(Element region listings)
========

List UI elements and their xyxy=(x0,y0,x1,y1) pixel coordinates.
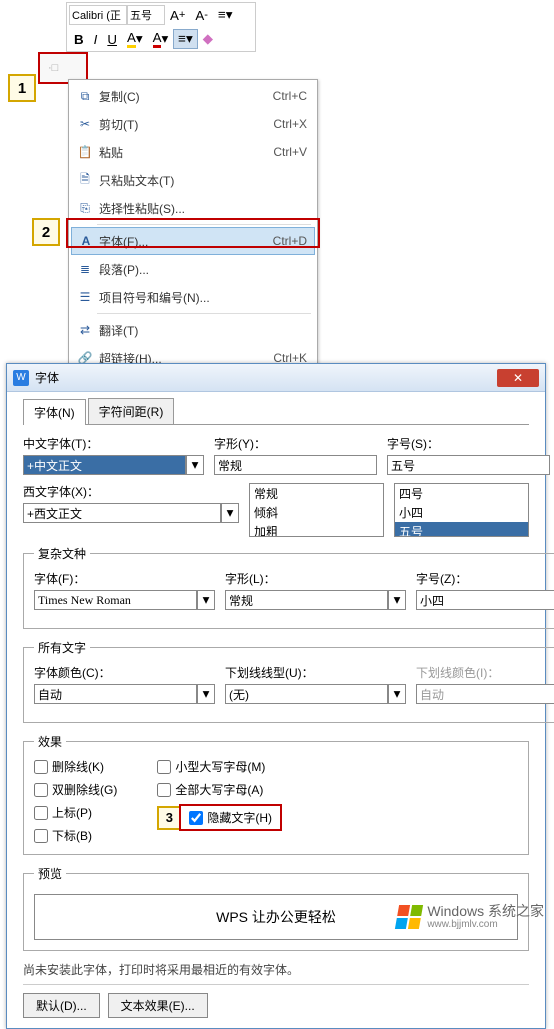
watermark-title: Windows 系统之家 xyxy=(427,904,544,919)
app-icon: W xyxy=(13,370,29,386)
menu-cut[interactable]: ✂ 剪切(T) Ctrl+X xyxy=(71,110,315,138)
list-item: 加粗 xyxy=(250,522,383,537)
windows-logo-icon xyxy=(395,905,423,929)
watermark-url: www.bjjmlv.com xyxy=(427,919,544,930)
size-listbox[interactable]: 四号 小四 五号 xyxy=(394,483,529,537)
wn-font-dropdown[interactable]: ▾ xyxy=(221,503,239,523)
step-3-marker: 3 xyxy=(157,806,181,830)
complex-script-group: 复杂文种 字体(F)： ▾ 字形(L)： ▾ 字号(Z)： ▾ xyxy=(23,545,554,629)
list-item: 倾斜 xyxy=(250,503,383,522)
tab-font[interactable]: 字体(N) xyxy=(23,399,86,425)
paragraph-icon: ≣ xyxy=(75,262,95,276)
dialog-title: 字体 xyxy=(35,369,497,386)
complex-style-input[interactable] xyxy=(225,590,388,610)
paste-icon: 📋 xyxy=(75,145,95,159)
chk-hidden[interactable]: 隐藏文字(H) xyxy=(189,809,272,826)
underline-select[interactable] xyxy=(225,684,388,704)
font-color-select[interactable] xyxy=(34,684,197,704)
menu-paragraph[interactable]: ≣ 段落(P)... xyxy=(71,255,315,283)
size-input[interactable] xyxy=(387,455,550,475)
list-item: 五号 xyxy=(395,522,528,537)
list-item: 常规 xyxy=(250,484,383,503)
style-listbox[interactable]: 常规 倾斜 加粗 xyxy=(249,483,384,537)
chk-allcaps[interactable]: 全部大写字母(A) xyxy=(157,781,282,798)
wn-font-input[interactable] xyxy=(23,503,221,523)
complex-style-dropdown[interactable]: ▾ xyxy=(388,590,406,610)
dialog-note: 尚未安装此字体，打印时将采用最相近的有效字体。 xyxy=(23,961,529,978)
context-menu: ⧉ 复制(C) Ctrl+C ✂ 剪切(T) Ctrl+X 📋 粘贴 Ctrl+… xyxy=(68,79,318,375)
italic-button[interactable]: I xyxy=(89,29,103,49)
watermark: Windows 系统之家 www.bjjmlv.com xyxy=(397,904,544,930)
paste-special-icon: ⎘ xyxy=(75,201,95,216)
cut-icon: ✂ xyxy=(75,117,95,131)
copy-icon: ⧉ xyxy=(75,89,95,104)
format-eraser-button[interactable]: ◆ xyxy=(198,29,218,49)
menu-bullets[interactable]: ☰ 项目符号和编号(N)... xyxy=(71,283,315,311)
style-input[interactable] xyxy=(214,455,377,475)
style-label: 字形(Y)： xyxy=(214,435,377,452)
font-size-selector[interactable] xyxy=(127,5,165,25)
cn-font-label: 中文字体(T)： xyxy=(23,435,204,452)
chk-subscript[interactable]: 下标(B) xyxy=(34,827,117,844)
effects-group: 效果 删除线(K) 双删除线(G) 上标(P) 下标(B) 小型大写字母(M) … xyxy=(23,733,529,855)
chk-smallcaps[interactable]: 小型大写字母(M) xyxy=(157,758,282,775)
font-icon: A xyxy=(76,234,96,248)
menu-paste[interactable]: 📋 粘贴 Ctrl+V xyxy=(71,138,315,166)
step-1-marker: 1 xyxy=(8,74,36,102)
highlight-button[interactable]: A▾ xyxy=(122,29,148,49)
list-item: 小四 xyxy=(395,503,528,522)
translate-icon: ⇄ xyxy=(75,323,95,337)
size-label: 字号(S)： xyxy=(387,435,550,452)
chk-strike[interactable]: 删除线(K) xyxy=(34,758,117,775)
tab-spacing[interactable]: 字符间距(R) xyxy=(88,398,175,424)
step-3-highlight: 隐藏文字(H) xyxy=(179,804,282,831)
menu-separator xyxy=(97,224,311,225)
line-spacing-button[interactable]: ≡▾ xyxy=(213,5,237,25)
wn-font-label: 西文字体(X)： xyxy=(23,483,239,500)
page-break-mark: ·□ xyxy=(48,62,58,74)
menu-font[interactable]: A 字体(F)... Ctrl+D xyxy=(71,227,315,255)
underline-button[interactable]: U xyxy=(102,29,122,49)
menu-separator xyxy=(97,313,311,314)
font-color-button[interactable]: A▾ xyxy=(148,29,174,49)
close-button[interactable]: ✕ xyxy=(497,369,539,387)
cn-font-input[interactable] xyxy=(23,455,186,475)
menu-label: 复制(C) xyxy=(99,88,273,105)
align-button[interactable]: ≡▾ xyxy=(173,29,197,49)
complex-size-input[interactable] xyxy=(416,590,554,610)
menu-copy[interactable]: ⧉ 复制(C) Ctrl+C xyxy=(71,82,315,110)
all-text-group: 所有文字 字体颜色(C)： ▾ 下划线线型(U)： ▾ 下划线颜色(I)： ▾ … xyxy=(23,639,554,723)
font-name-selector[interactable] xyxy=(69,5,127,25)
bullets-icon: ☰ xyxy=(75,290,95,304)
menu-paste-special[interactable]: ⎘ 选择性粘贴(S)... xyxy=(71,194,315,222)
list-item: 四号 xyxy=(395,484,528,503)
mini-toolbar: A+ A- ≡▾ B I U A▾ A▾ ≡▾ ◆ xyxy=(66,2,256,52)
menu-shortcut: Ctrl+C xyxy=(273,89,307,103)
default-button[interactable]: 默认(D)... xyxy=(23,993,100,1018)
complex-font-dropdown[interactable]: ▾ xyxy=(197,590,215,610)
increase-font-button[interactable]: A+ xyxy=(165,5,190,25)
text-effect-button[interactable]: 文本效果(E)... xyxy=(108,993,208,1018)
complex-legend: 复杂文种 xyxy=(34,545,90,562)
bold-button[interactable]: B xyxy=(69,29,89,49)
underline-color-select xyxy=(416,684,554,704)
complex-font-input[interactable] xyxy=(34,590,197,610)
cn-font-dropdown[interactable]: ▾ xyxy=(186,455,204,475)
dialog-titlebar: W 字体 ✕ xyxy=(7,364,545,392)
menu-paste-text[interactable]: 🗎 只粘贴文本(T) xyxy=(71,166,315,194)
paste-text-icon: 🗎 xyxy=(75,170,95,191)
decrease-font-button[interactable]: A- xyxy=(190,5,213,25)
chk-double-strike[interactable]: 双删除线(G) xyxy=(34,781,117,798)
step-2-marker: 2 xyxy=(32,218,60,246)
chk-superscript[interactable]: 上标(P) xyxy=(34,804,117,821)
menu-translate[interactable]: ⇄ 翻译(T) xyxy=(71,316,315,344)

========

# Work to complete:
How many lines in the items above contain the string "input"? Reply with the number alone.

# Task answer:
7